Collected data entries

◆ ◆ ◆ ◆ ◆

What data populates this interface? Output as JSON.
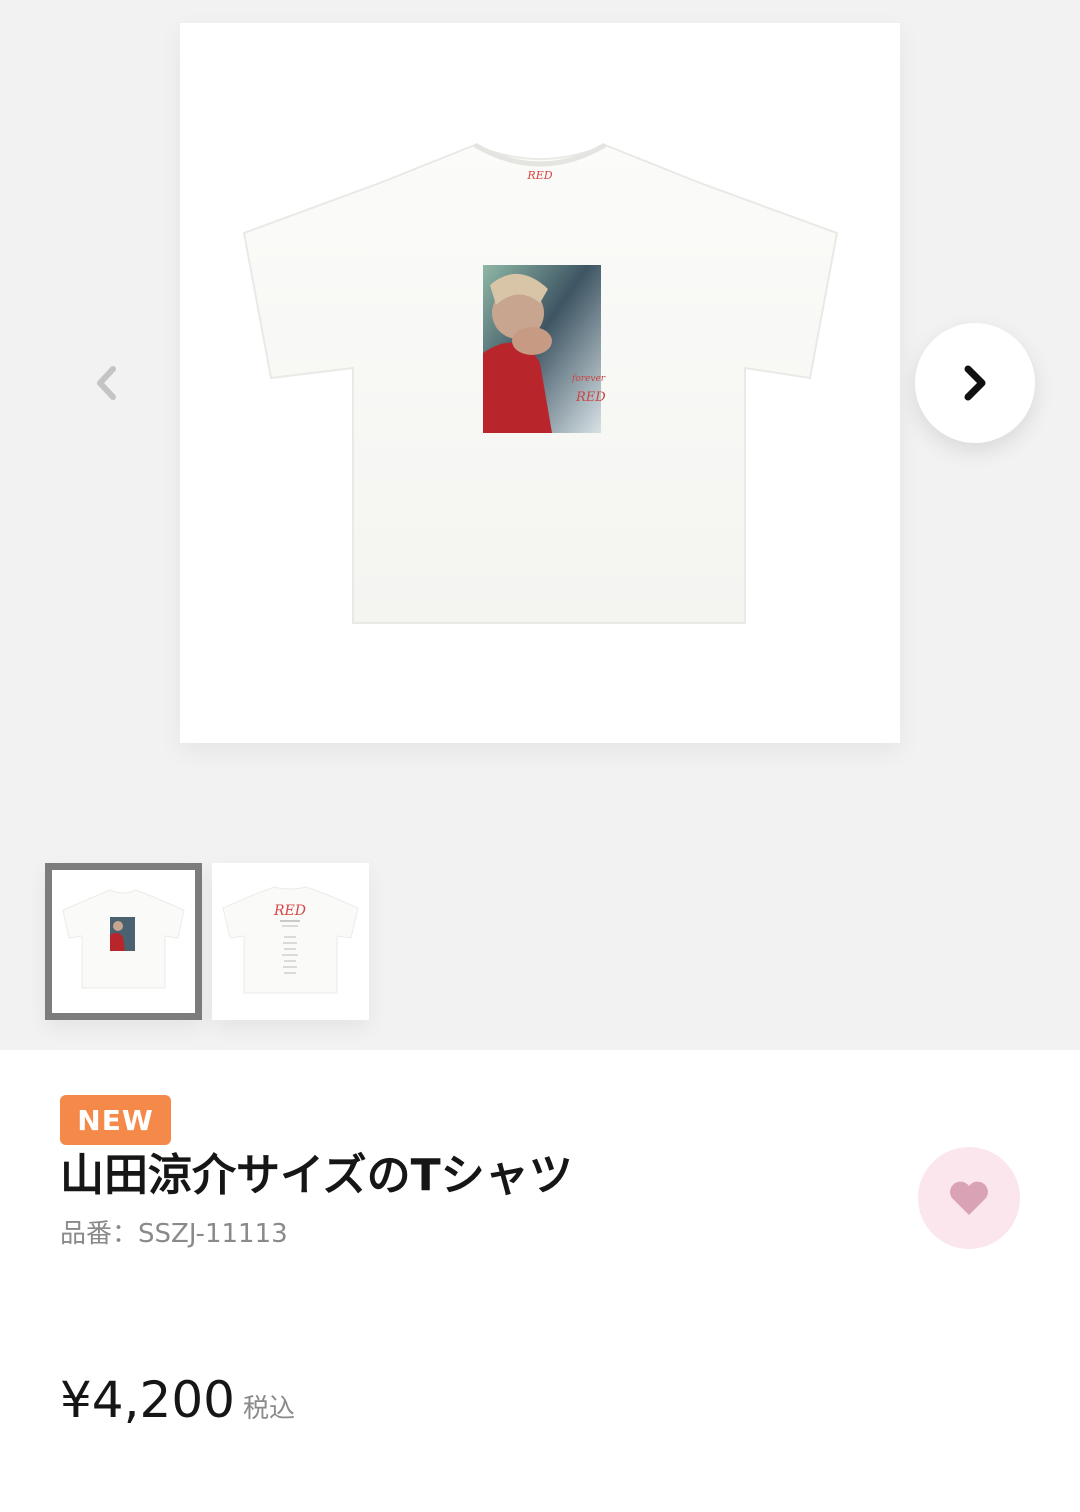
{
  "product": {
    "badge": "NEW",
    "title": "山田涼介サイズのTシャツ",
    "sku": "品番：SSZJ-11113",
    "price": "¥4,200",
    "tax_label": "税込",
    "print_text": {
      "brand_tag": "RED",
      "script_line": "forever",
      "script_word": "RED"
    }
  },
  "gallery": {
    "thumbnails": [
      {
        "name": "front",
        "active": true
      },
      {
        "name": "back",
        "active": false,
        "print_title": "RED"
      }
    ]
  },
  "colors": {
    "badge": "#f4894a",
    "favorite_bg": "#fbe6ee",
    "favorite_heart": "#d9a3b5",
    "gallery_bg": "#f2f2f2",
    "thumb_active_border": "#7c7c7c"
  },
  "icons": {
    "prev": "chevron-left-icon",
    "next": "chevron-right-icon",
    "favorite": "heart-icon"
  }
}
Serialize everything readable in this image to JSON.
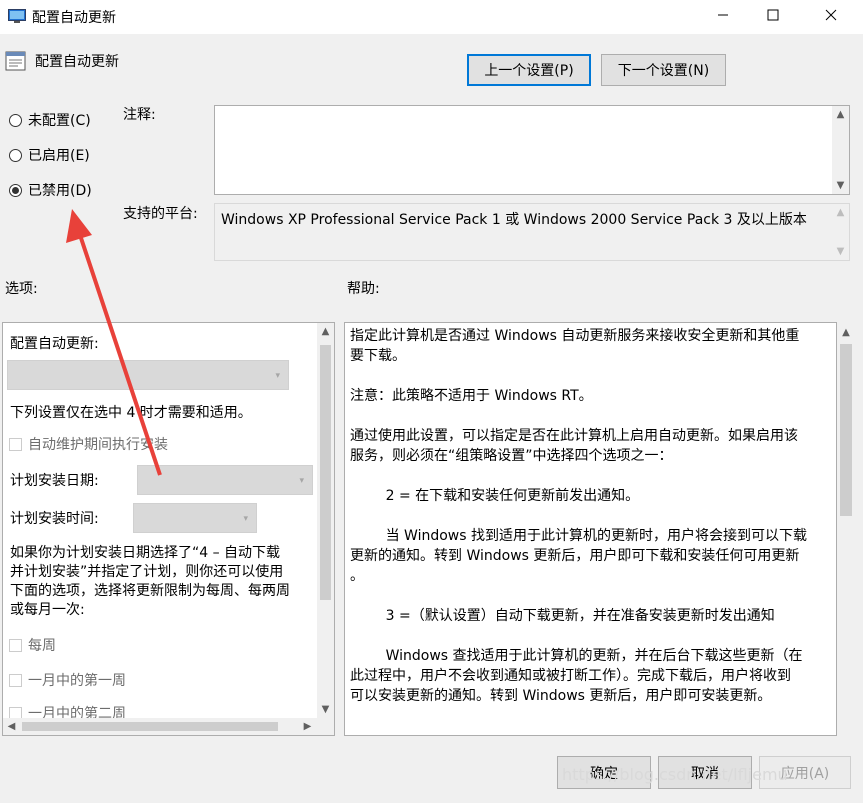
{
  "window": {
    "title": "配置自动更新"
  },
  "header": {
    "policy_name": "配置自动更新",
    "prev_button": "上一个设置(P)",
    "next_button": "下一个设置(N)"
  },
  "state": {
    "options": [
      {
        "label": "未配置(C)",
        "selected": false
      },
      {
        "label": "已启用(E)",
        "selected": false
      },
      {
        "label": "已禁用(D)",
        "selected": true
      }
    ]
  },
  "comment": {
    "label": "注释:",
    "value": ""
  },
  "platform": {
    "label": "支持的平台:",
    "value": "Windows XP Professional Service Pack 1 或 Windows 2000 Service Pack 3 及以上版本"
  },
  "options_panel": {
    "label": "选项:",
    "configure_label": "配置自动更新:",
    "note": "下列设置仅在选中 4 时才需要和适用。",
    "maintenance_install": "自动维护期间执行安装",
    "schedule_day_label": "计划安装日期:",
    "schedule_time_label": "计划安装时间:",
    "para": [
      "如果你为计划安装日期选择了“4 – 自动下载",
      "并计划安装”并指定了计划，则你还可以使用",
      "下面的选项，选择将更新限制为每周、每两周",
      "或每月一次:"
    ],
    "weekly": "每周",
    "first_week": "一月中的第一周",
    "second_week": "一月中的第二周"
  },
  "help_panel": {
    "label": "帮助:",
    "lines": [
      "指定此计算机是否通过 Windows 自动更新服务来接收安全更新和其他重",
      "要下载。",
      "",
      "注意：此策略不适用于 Windows RT。",
      "",
      "通过使用此设置，可以指定是否在此计算机上启用自动更新。如果启用该",
      "服务，则必须在“组策略设置”中选择四个选项之一：",
      "",
      "        2 = 在下载和安装任何更新前发出通知。",
      "",
      "        当 Windows 找到适用于此计算机的更新时，用户将会接到可以下载",
      "更新的通知。转到 Windows 更新后，用户即可下载和安装任何可用更新",
      "。",
      "",
      "        3 =（默认设置）自动下载更新，并在准备安装更新时发出通知",
      "",
      "        Windows 查找适用于此计算机的更新，并在后台下载这些更新（在",
      "此过程中，用户不会收到通知或被打断工作）。完成下载后，用户将收到",
      "可以安装更新的通知。转到 Windows 更新后，用户即可安装更新。"
    ]
  },
  "footer": {
    "ok": "确定",
    "cancel": "取消",
    "apply": "应用(A)",
    "watermark": "https://blog.csdn.net/lfljemu"
  },
  "colors": {
    "annotation_arrow": "#e8413a",
    "primary_border": "#0078d7"
  },
  "icons": [
    "app-icon",
    "policy-icon",
    "minimize-icon",
    "maximize-icon",
    "close-icon"
  ]
}
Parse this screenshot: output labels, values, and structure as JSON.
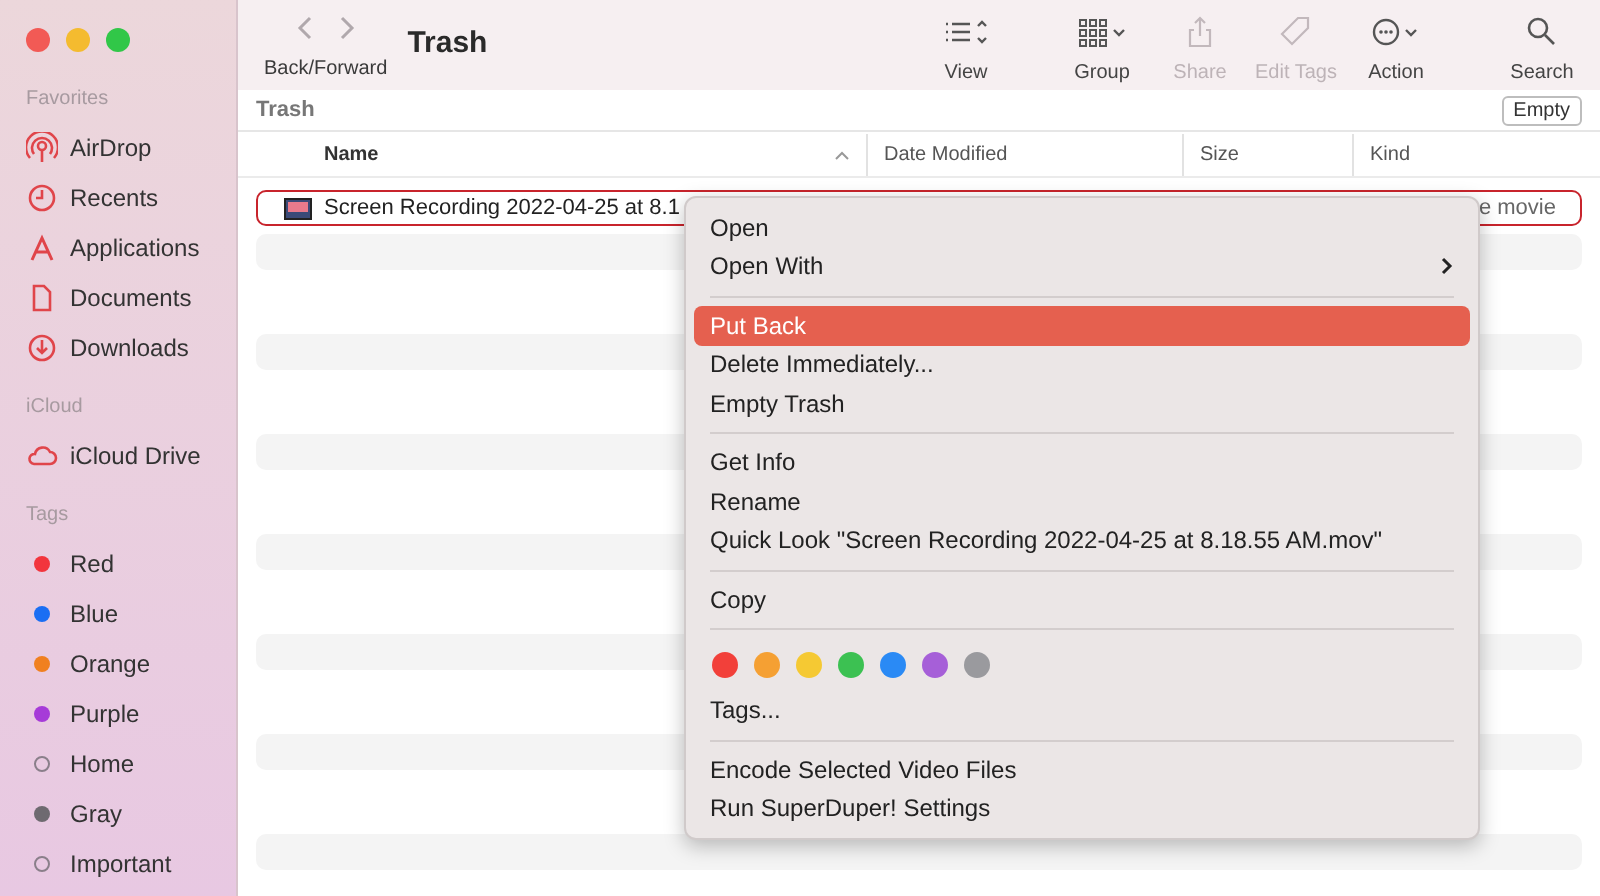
{
  "window": {
    "title": "Trash"
  },
  "sidebar": {
    "sections": [
      {
        "heading": "Favorites",
        "items": [
          {
            "label": "AirDrop"
          },
          {
            "label": "Recents"
          },
          {
            "label": "Applications"
          },
          {
            "label": "Documents"
          },
          {
            "label": "Downloads"
          }
        ]
      },
      {
        "heading": "iCloud",
        "items": [
          {
            "label": "iCloud Drive"
          }
        ]
      },
      {
        "heading": "Tags",
        "tags": [
          {
            "label": "Red",
            "color": "#f2353d",
            "hollow": false
          },
          {
            "label": "Blue",
            "color": "#1b6ef3",
            "hollow": false
          },
          {
            "label": "Orange",
            "color": "#f08020",
            "hollow": false
          },
          {
            "label": "Purple",
            "color": "#a63bd8",
            "hollow": false
          },
          {
            "label": "Home",
            "color": "#8a7f8a",
            "hollow": true
          },
          {
            "label": "Gray",
            "color": "#6e6a70",
            "hollow": false
          },
          {
            "label": "Important",
            "color": "#8a7f8a",
            "hollow": true
          }
        ]
      }
    ]
  },
  "toolbar": {
    "nav_label": "Back/Forward",
    "buttons": [
      {
        "label": "View",
        "disabled": false
      },
      {
        "label": "Group",
        "disabled": false
      },
      {
        "label": "Share",
        "disabled": true
      },
      {
        "label": "Edit Tags",
        "disabled": true
      },
      {
        "label": "Action",
        "disabled": false
      },
      {
        "label": "Search",
        "disabled": false
      }
    ]
  },
  "path_bar": {
    "title": "Trash",
    "button": "Empty"
  },
  "table": {
    "columns": [
      "Name",
      "Date Modified",
      "Size",
      "Kind"
    ],
    "rows": [
      {
        "name": "Screen Recording 2022-04-25 at 8.1",
        "kind": "e movie",
        "selected": true
      }
    ]
  },
  "context_menu": {
    "items": [
      {
        "kind": "item",
        "label": "Open",
        "submenu": false,
        "selected": false
      },
      {
        "kind": "item",
        "label": "Open With",
        "submenu": true,
        "selected": false
      },
      {
        "kind": "separator"
      },
      {
        "kind": "item",
        "label": "Put Back",
        "submenu": false,
        "selected": true
      },
      {
        "kind": "item",
        "label": "Delete Immediately...",
        "submenu": false,
        "selected": false
      },
      {
        "kind": "item",
        "label": "Empty Trash",
        "submenu": false,
        "selected": false
      },
      {
        "kind": "separator"
      },
      {
        "kind": "item",
        "label": "Get Info",
        "submenu": false,
        "selected": false
      },
      {
        "kind": "item",
        "label": "Rename",
        "submenu": false,
        "selected": false
      },
      {
        "kind": "item",
        "label": "Quick Look \"Screen Recording 2022-04-25 at 8.18.55 AM.mov\"",
        "submenu": false,
        "selected": false
      },
      {
        "kind": "separator"
      },
      {
        "kind": "item",
        "label": "Copy",
        "submenu": false,
        "selected": false
      },
      {
        "kind": "separator"
      },
      {
        "kind": "tags",
        "dots": [
          {
            "color": "#f2403a"
          },
          {
            "color": "#f5a033"
          },
          {
            "color": "#f5c933"
          },
          {
            "color": "#3cc152"
          },
          {
            "color": "#2a8af5"
          },
          {
            "color": "#a65fd8"
          },
          {
            "color": "#9a9a9e"
          }
        ]
      },
      {
        "kind": "item",
        "label": "Tags...",
        "submenu": false,
        "selected": false
      },
      {
        "kind": "separator"
      },
      {
        "kind": "item",
        "label": "Encode Selected Video Files",
        "submenu": false,
        "selected": false
      },
      {
        "kind": "item",
        "label": "Run SuperDuper! Settings",
        "submenu": false,
        "selected": false
      }
    ]
  }
}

◆ ◆ ◆ ◆ ◆

TASK BRIEF
In the material above, find each line that contains the word "heading", and select it.

SOLUTION
        "heading": "Favorites",
        "heading": "iCloud",
        "heading": "Tags",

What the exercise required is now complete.